** START OF Extracted material **

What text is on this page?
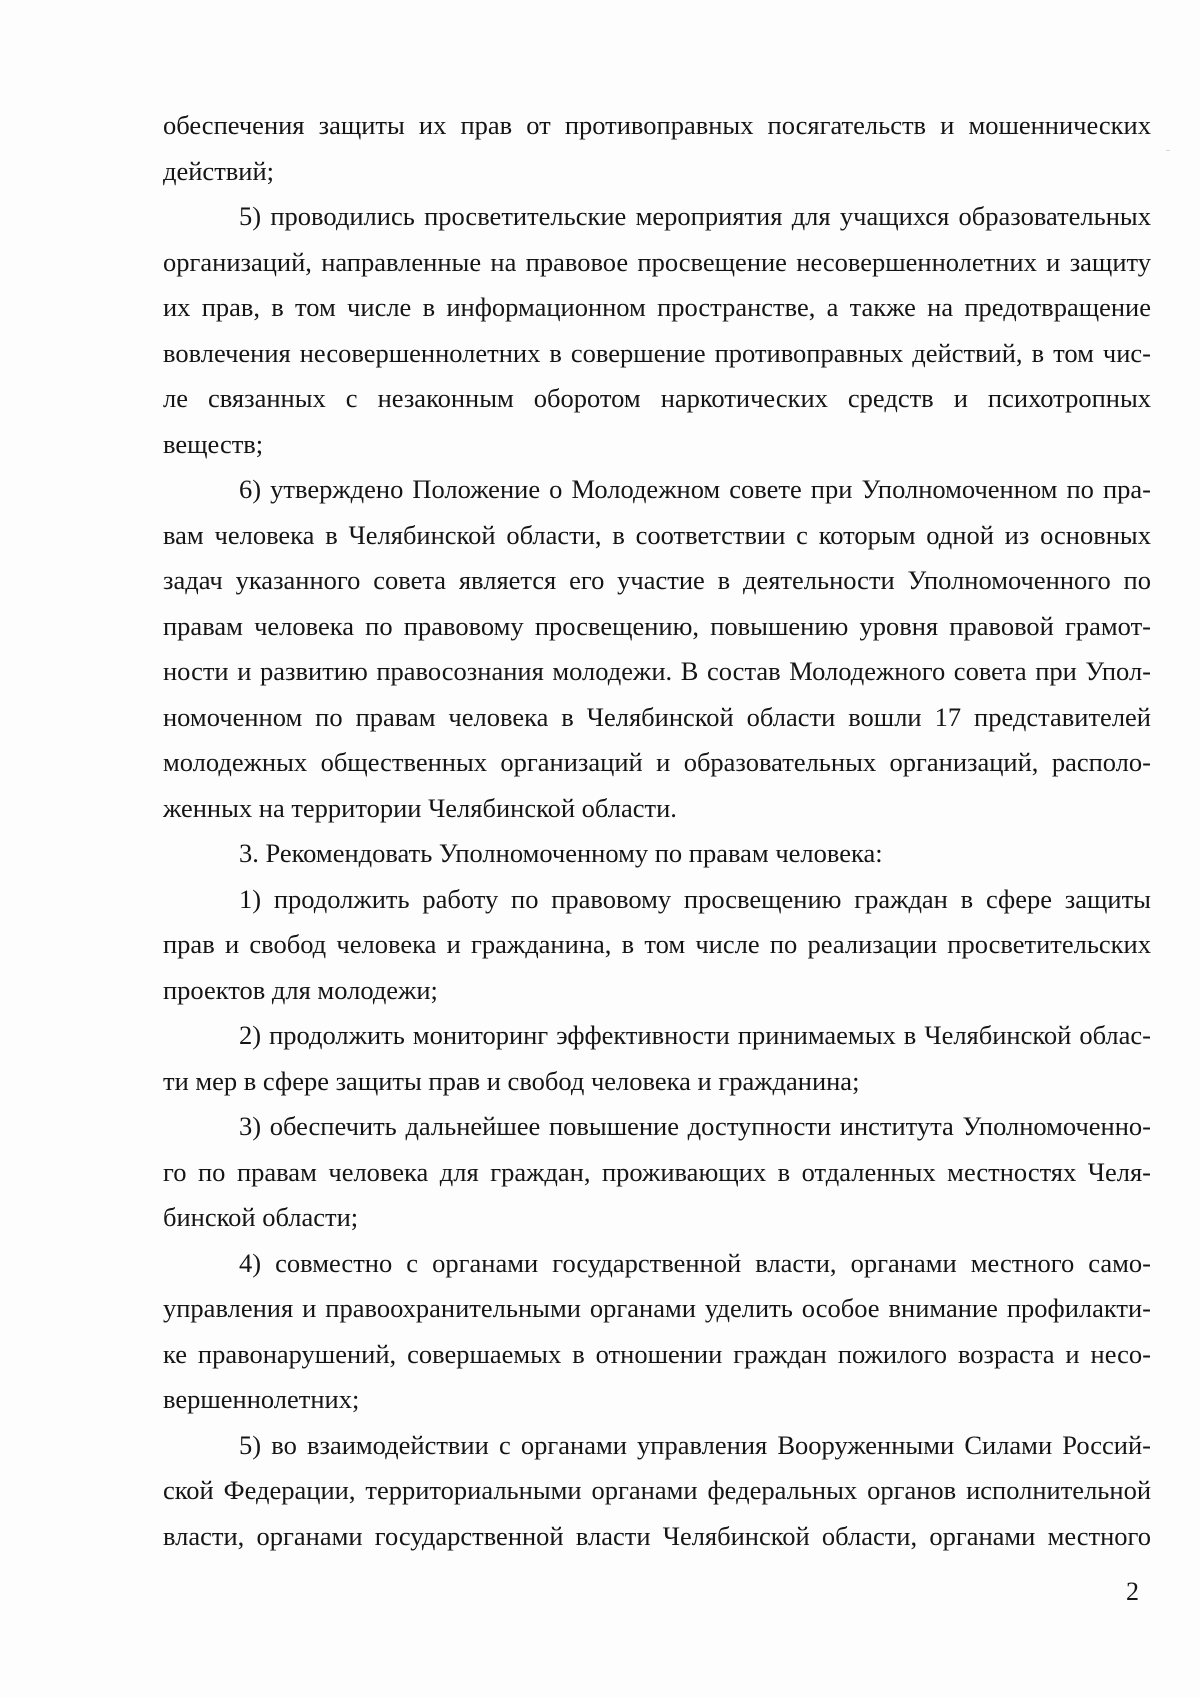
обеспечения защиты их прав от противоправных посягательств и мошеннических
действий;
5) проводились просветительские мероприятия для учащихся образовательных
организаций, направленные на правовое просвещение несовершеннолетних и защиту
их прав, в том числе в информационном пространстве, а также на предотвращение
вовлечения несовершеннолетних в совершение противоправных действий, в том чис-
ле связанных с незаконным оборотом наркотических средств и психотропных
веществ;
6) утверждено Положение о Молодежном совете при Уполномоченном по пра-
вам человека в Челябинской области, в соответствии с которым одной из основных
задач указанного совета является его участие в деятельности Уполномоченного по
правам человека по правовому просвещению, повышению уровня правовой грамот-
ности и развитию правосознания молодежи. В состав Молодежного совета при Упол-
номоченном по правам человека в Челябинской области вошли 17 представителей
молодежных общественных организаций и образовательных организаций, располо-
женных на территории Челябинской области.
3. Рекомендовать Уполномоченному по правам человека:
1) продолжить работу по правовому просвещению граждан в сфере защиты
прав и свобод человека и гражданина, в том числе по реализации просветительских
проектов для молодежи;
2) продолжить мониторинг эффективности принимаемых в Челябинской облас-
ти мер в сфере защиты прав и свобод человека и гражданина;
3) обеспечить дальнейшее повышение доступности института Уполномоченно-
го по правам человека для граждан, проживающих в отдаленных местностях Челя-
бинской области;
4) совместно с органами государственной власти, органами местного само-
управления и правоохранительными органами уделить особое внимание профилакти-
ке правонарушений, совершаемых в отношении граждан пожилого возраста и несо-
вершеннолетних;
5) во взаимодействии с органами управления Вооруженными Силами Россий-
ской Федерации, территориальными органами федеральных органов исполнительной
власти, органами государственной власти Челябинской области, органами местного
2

** END OF Extracted material **
** START OF Extracted material **

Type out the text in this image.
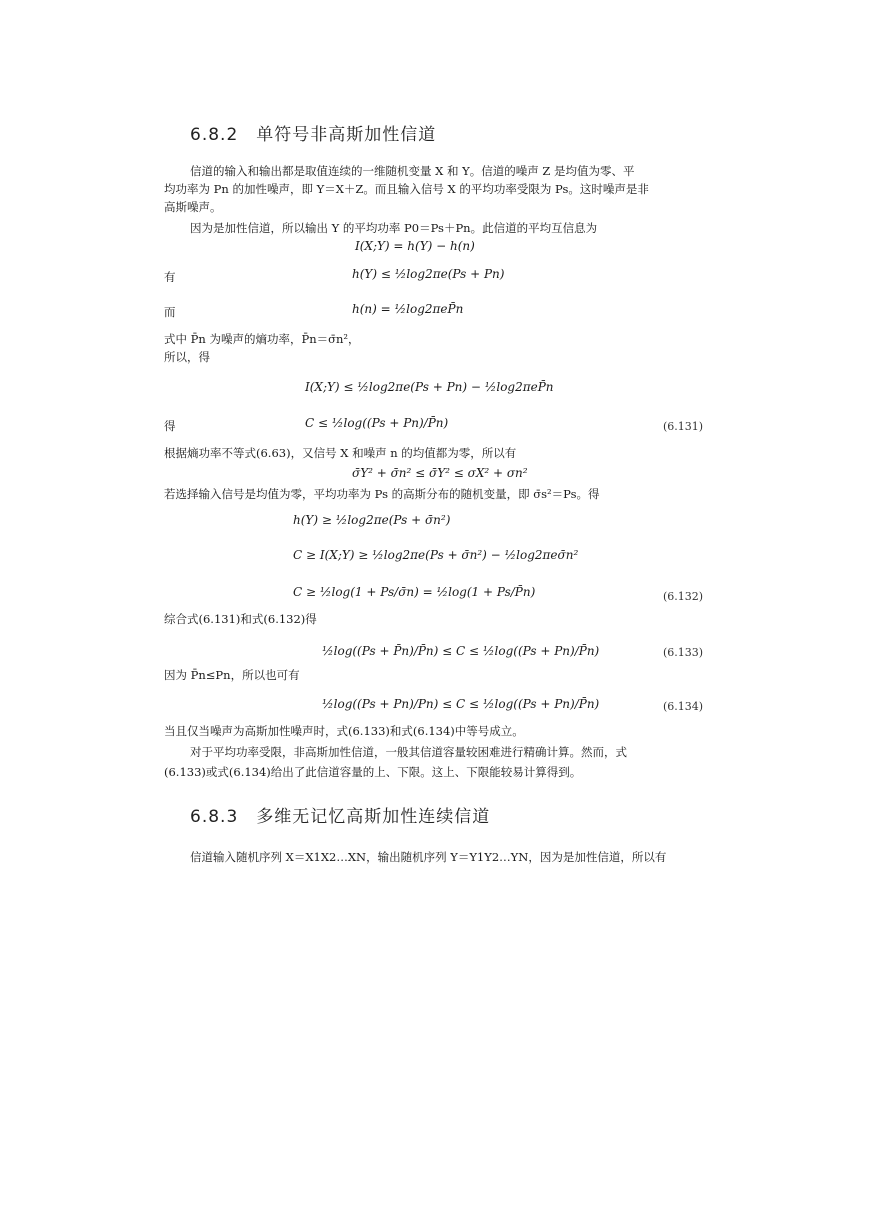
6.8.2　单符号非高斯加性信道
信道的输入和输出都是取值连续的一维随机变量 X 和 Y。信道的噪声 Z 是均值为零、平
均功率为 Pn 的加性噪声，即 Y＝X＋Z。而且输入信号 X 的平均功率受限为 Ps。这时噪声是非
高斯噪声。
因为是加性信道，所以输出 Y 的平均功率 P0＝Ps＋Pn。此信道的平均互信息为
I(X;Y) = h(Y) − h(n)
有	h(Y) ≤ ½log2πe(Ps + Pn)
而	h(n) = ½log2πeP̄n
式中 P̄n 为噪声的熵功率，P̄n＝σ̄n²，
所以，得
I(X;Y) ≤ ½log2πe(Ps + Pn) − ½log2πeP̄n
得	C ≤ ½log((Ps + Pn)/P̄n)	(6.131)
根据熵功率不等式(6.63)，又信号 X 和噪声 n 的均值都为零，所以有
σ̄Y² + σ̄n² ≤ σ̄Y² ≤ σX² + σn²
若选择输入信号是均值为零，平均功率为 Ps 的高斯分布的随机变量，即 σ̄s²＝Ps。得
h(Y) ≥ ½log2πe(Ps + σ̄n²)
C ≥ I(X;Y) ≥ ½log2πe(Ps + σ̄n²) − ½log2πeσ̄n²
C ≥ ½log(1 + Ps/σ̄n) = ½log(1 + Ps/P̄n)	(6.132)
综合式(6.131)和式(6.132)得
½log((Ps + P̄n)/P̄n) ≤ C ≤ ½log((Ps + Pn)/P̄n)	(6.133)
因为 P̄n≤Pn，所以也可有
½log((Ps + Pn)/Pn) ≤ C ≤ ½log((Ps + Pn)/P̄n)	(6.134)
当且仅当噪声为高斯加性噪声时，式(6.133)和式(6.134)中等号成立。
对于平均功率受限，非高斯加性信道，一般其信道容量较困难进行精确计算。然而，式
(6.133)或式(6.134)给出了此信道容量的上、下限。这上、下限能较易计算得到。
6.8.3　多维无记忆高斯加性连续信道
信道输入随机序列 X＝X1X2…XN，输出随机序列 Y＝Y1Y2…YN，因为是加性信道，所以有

** END OF Extracted material **

◆ Work to be completed ◆
Only lines with the word "противоправных" should be collected from the material.

◆ Correct result ◆
обеспечения защиты их прав от противоправных посягательств и мошеннических
вовлечения несовершеннолетних в совершение противоправных действий, в том чис-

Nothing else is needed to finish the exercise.